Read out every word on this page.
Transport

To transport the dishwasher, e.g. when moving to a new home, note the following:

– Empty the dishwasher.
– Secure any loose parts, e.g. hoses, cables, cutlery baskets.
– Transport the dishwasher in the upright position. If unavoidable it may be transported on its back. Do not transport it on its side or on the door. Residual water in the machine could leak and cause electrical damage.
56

--

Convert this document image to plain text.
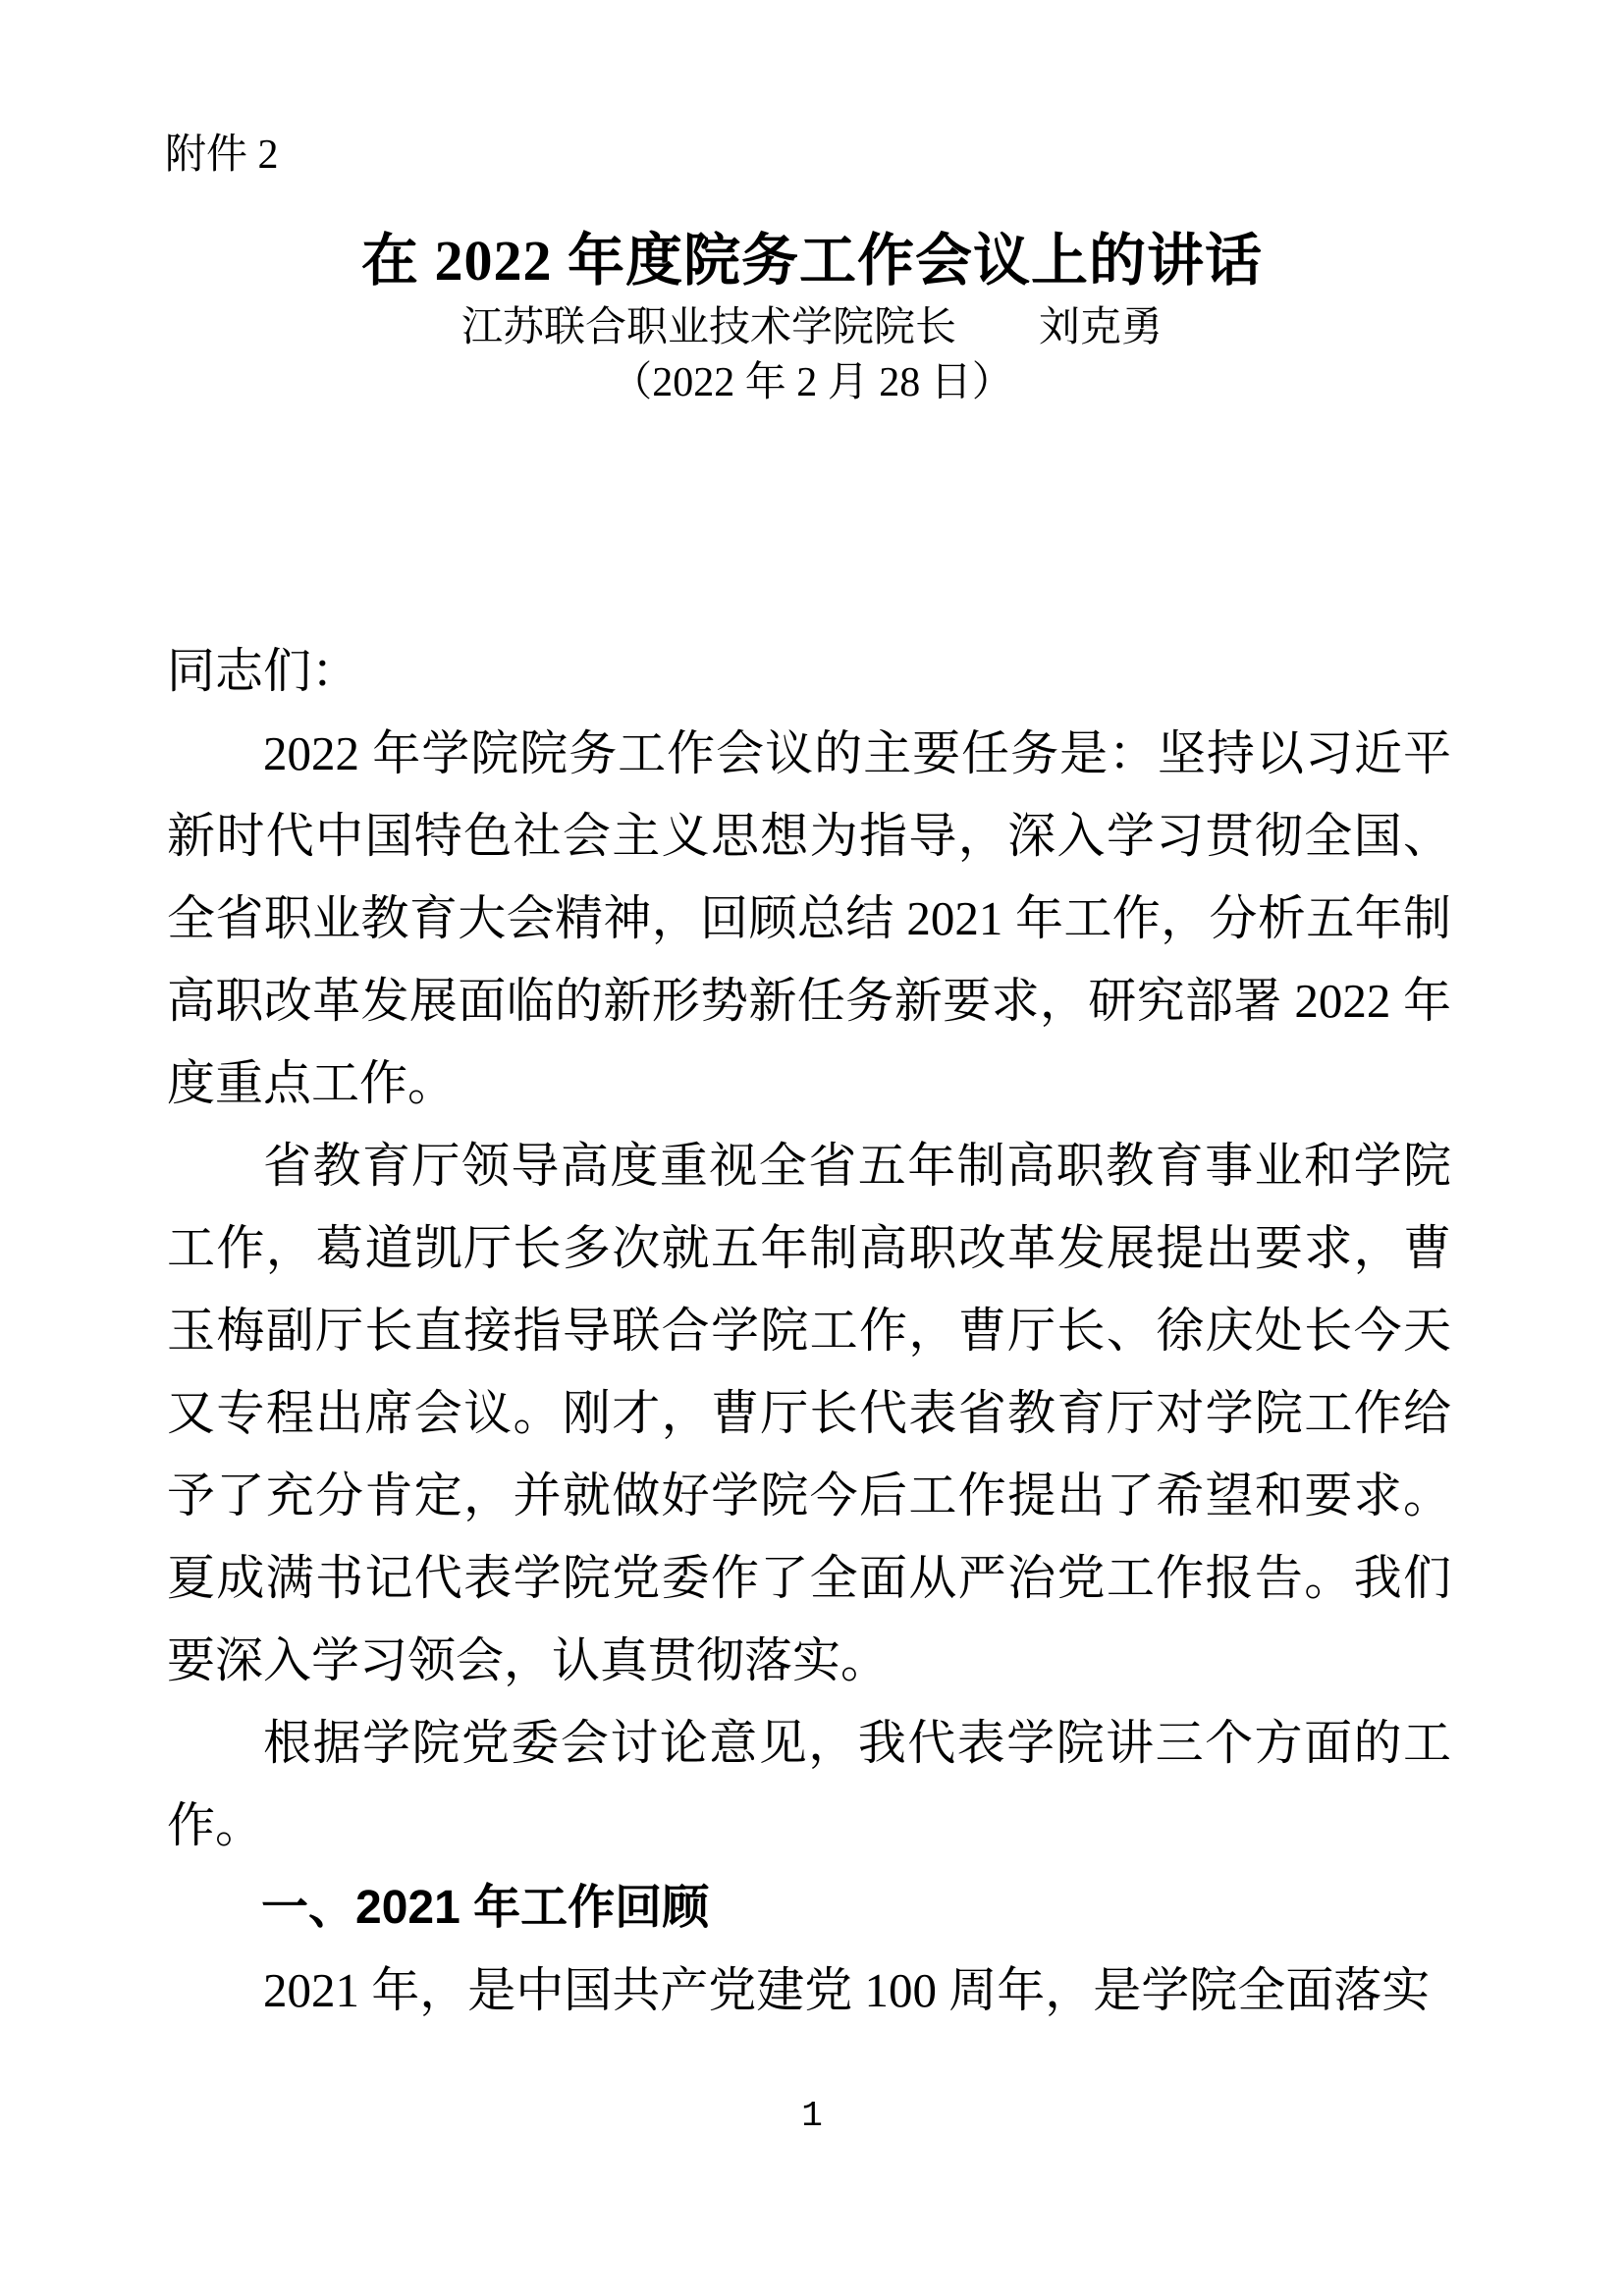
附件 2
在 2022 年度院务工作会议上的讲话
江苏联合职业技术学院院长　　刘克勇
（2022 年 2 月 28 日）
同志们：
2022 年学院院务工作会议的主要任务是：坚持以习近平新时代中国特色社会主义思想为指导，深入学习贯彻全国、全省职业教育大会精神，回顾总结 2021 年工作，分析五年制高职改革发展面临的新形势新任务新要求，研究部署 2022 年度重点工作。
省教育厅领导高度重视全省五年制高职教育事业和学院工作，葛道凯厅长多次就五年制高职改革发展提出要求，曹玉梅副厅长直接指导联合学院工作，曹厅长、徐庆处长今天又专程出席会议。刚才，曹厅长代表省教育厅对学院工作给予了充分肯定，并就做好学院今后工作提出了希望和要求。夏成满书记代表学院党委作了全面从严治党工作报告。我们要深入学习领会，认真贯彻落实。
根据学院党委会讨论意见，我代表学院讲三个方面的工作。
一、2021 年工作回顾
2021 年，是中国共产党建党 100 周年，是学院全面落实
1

■ EXERCISE:
Extract every line containing the string "this" from the material.

■ FINISHED EXERCISE:
Read out every word on this page.
Convert this document image to plain text.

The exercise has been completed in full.